Items listed in a dataset

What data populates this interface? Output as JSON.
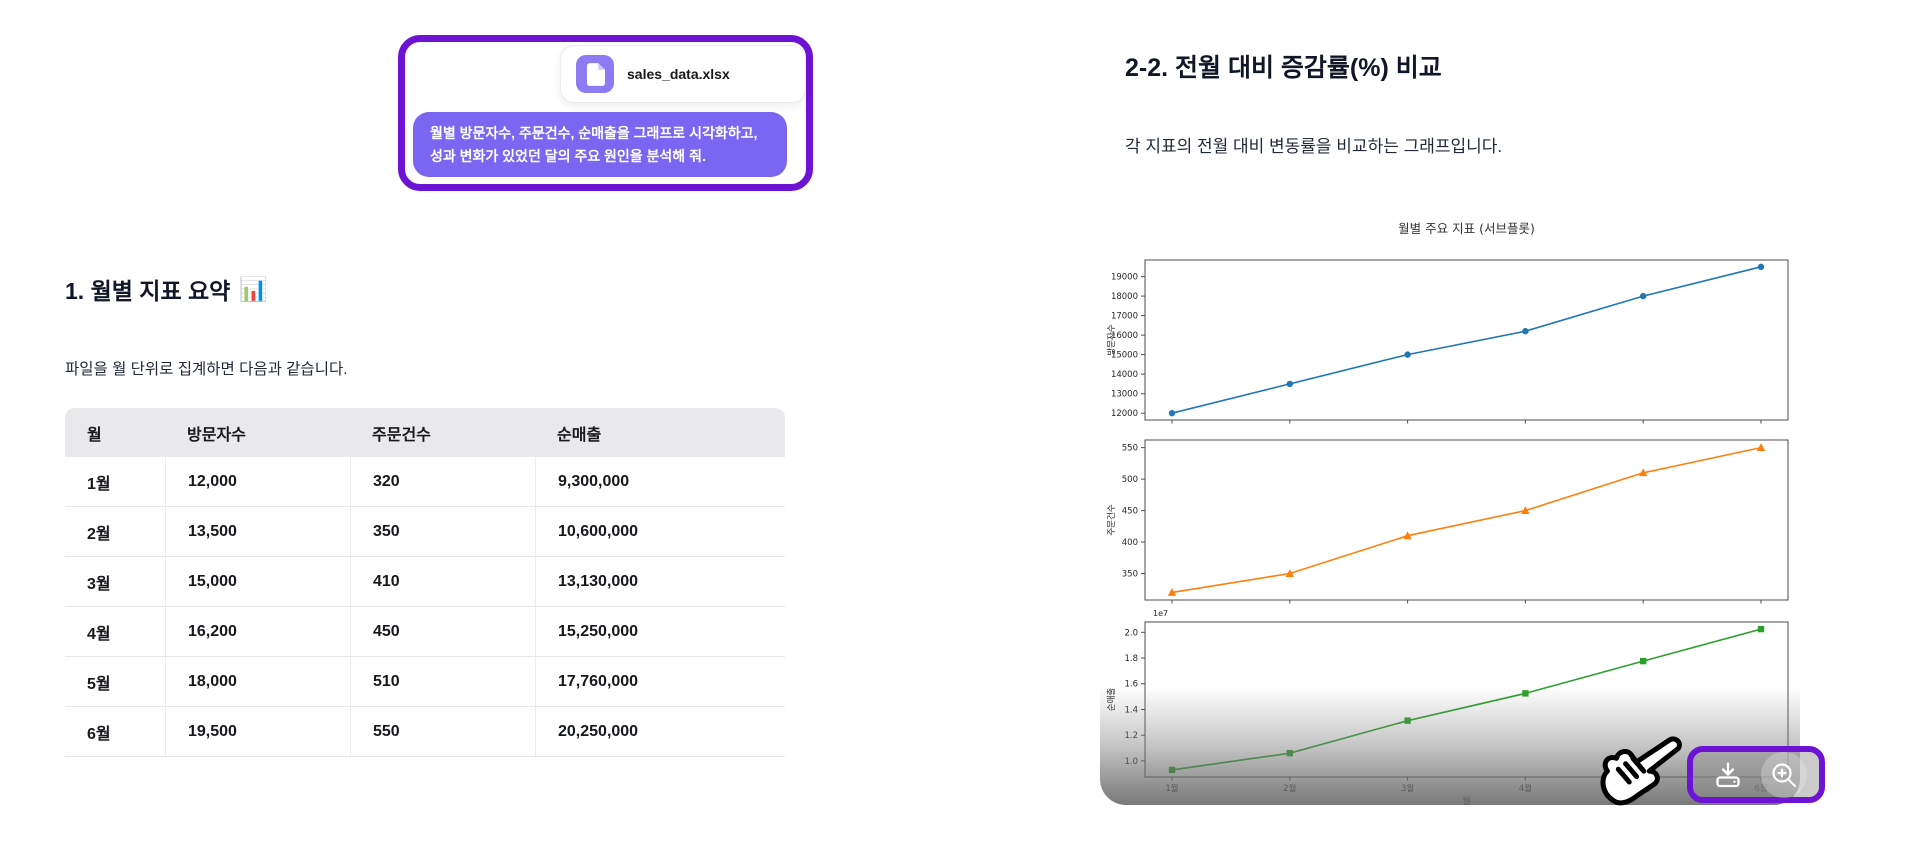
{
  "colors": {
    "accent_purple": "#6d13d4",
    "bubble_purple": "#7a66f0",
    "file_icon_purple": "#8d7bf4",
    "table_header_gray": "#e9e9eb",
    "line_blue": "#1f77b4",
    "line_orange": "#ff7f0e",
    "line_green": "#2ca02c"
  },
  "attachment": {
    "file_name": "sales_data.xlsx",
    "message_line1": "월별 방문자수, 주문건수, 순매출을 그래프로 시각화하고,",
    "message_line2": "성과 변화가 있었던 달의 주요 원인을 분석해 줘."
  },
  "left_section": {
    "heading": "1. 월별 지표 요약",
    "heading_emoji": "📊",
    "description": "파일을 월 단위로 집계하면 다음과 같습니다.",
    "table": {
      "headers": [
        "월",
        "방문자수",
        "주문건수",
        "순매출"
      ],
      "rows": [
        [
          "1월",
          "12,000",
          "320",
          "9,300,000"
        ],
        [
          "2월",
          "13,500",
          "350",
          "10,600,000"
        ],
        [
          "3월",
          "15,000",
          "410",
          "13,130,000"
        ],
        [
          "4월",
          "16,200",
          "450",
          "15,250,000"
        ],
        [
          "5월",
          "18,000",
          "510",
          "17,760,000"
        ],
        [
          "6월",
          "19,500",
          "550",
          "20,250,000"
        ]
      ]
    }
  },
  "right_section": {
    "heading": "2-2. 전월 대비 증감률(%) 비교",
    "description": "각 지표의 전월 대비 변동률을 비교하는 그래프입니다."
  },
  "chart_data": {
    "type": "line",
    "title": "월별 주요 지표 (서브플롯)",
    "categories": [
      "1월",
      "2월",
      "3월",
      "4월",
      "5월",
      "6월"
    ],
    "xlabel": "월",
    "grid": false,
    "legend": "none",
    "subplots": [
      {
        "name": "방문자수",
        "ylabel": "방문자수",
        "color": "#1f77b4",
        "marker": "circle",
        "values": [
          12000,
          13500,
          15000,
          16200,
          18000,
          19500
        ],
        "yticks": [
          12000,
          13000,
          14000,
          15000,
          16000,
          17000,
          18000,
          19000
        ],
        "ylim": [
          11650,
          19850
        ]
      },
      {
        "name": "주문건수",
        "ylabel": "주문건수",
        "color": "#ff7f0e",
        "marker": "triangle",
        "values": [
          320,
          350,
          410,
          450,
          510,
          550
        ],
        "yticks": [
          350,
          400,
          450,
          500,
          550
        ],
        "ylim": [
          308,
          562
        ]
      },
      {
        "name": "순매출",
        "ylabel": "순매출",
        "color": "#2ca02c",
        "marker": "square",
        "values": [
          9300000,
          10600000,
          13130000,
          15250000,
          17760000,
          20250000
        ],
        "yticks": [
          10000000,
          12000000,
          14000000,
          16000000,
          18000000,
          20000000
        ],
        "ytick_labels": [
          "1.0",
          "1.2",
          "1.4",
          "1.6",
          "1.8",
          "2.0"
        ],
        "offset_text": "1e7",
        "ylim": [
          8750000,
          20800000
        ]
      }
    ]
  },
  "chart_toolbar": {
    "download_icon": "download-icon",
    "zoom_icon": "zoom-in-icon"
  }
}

...

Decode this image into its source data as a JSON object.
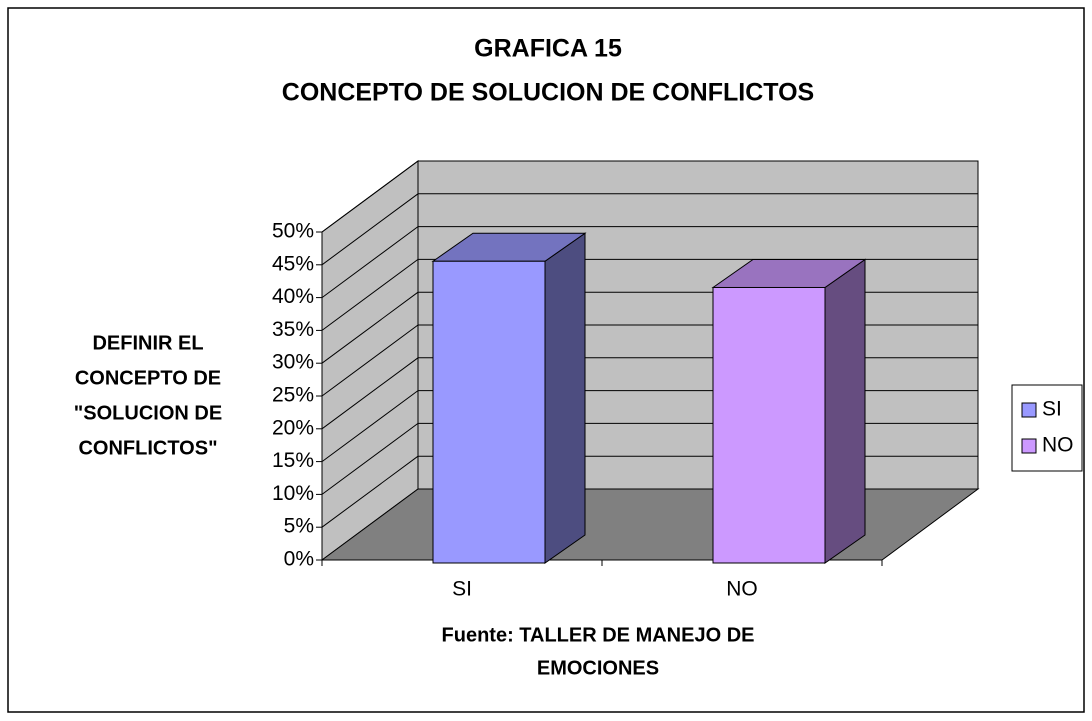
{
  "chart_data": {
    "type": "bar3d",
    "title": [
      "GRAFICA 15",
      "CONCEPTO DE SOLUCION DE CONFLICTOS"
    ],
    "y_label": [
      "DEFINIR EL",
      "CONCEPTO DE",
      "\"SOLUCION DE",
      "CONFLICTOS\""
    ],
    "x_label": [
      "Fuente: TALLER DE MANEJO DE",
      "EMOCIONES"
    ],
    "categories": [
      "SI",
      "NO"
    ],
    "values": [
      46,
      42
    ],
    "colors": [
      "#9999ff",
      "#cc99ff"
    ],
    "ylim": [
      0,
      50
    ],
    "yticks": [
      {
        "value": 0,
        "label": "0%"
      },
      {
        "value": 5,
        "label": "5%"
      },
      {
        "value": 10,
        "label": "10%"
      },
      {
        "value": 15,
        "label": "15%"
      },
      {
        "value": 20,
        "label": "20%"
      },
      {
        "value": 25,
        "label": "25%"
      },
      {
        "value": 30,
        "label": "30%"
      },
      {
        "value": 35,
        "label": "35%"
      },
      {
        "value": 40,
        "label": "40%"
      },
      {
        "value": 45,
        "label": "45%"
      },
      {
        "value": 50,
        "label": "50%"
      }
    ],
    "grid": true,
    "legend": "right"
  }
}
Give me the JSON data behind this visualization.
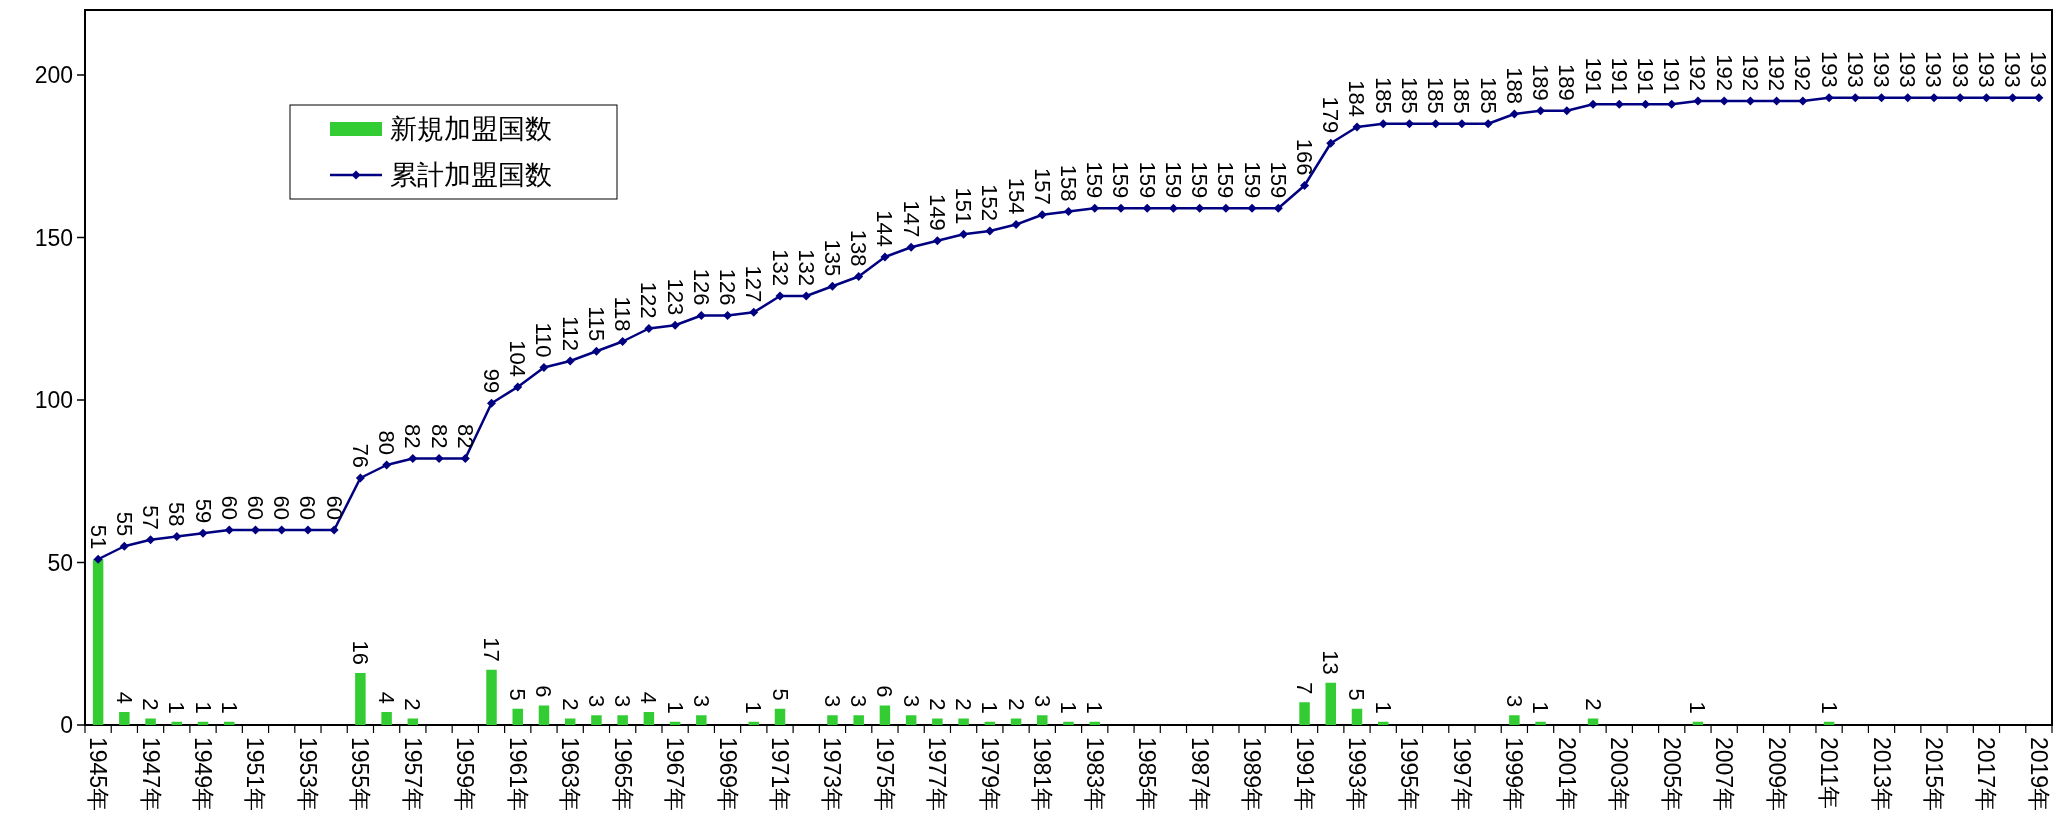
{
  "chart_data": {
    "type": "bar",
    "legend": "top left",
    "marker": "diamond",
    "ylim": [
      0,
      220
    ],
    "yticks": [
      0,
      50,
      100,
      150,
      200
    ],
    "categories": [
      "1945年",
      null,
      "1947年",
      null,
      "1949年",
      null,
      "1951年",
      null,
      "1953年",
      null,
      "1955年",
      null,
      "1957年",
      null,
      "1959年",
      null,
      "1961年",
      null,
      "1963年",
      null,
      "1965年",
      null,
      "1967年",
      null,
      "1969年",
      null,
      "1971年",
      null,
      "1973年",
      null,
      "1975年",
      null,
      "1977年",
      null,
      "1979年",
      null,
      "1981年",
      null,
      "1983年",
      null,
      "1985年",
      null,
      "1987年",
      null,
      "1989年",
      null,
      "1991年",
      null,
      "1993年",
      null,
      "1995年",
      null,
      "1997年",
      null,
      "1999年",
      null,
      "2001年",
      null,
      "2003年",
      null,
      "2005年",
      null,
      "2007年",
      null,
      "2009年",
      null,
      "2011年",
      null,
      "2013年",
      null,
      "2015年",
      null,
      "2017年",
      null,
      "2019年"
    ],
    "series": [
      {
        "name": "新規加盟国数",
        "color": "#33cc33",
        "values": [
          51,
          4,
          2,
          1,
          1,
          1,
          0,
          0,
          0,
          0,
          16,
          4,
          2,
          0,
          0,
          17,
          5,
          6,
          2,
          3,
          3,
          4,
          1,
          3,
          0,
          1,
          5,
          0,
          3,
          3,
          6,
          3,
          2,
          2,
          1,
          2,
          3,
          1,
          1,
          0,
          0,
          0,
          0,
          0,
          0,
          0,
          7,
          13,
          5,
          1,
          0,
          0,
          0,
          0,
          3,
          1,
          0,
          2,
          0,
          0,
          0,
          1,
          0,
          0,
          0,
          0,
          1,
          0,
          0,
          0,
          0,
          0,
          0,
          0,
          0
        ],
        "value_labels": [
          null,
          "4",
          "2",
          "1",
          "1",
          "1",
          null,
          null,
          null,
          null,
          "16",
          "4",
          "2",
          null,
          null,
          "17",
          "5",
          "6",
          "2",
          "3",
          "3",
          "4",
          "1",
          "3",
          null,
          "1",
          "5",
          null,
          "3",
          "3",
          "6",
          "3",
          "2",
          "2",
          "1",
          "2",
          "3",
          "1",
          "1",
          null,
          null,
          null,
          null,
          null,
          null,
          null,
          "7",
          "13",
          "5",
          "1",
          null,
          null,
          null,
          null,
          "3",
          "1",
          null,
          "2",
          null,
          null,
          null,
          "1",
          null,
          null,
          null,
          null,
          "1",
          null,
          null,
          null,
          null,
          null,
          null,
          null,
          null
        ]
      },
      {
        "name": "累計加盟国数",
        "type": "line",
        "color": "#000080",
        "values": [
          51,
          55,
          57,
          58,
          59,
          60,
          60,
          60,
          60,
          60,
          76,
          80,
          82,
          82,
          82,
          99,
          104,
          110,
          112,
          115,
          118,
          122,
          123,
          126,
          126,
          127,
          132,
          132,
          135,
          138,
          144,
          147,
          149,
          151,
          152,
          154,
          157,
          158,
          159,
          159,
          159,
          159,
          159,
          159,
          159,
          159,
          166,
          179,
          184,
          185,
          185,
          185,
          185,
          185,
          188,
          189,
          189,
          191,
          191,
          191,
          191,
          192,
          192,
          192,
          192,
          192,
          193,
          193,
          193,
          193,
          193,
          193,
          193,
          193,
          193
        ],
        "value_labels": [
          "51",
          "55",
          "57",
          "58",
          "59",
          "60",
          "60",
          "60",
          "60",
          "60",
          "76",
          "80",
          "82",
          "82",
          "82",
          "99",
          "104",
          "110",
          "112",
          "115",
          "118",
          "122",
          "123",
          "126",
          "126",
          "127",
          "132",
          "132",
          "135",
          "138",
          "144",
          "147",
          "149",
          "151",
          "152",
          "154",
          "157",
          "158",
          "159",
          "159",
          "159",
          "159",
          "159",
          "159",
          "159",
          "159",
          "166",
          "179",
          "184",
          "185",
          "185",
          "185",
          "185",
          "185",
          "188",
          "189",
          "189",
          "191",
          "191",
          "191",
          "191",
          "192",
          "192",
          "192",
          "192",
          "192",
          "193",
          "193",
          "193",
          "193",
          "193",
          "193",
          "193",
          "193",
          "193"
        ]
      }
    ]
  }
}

[Your objective] Using the listing above, pick out each line that contains the word "this", then copy it.

[Final result]
What data populates this interface? Output as JSON.
Decode this image into its source data as a JSON object.
Give me the JSON data behind this visualization.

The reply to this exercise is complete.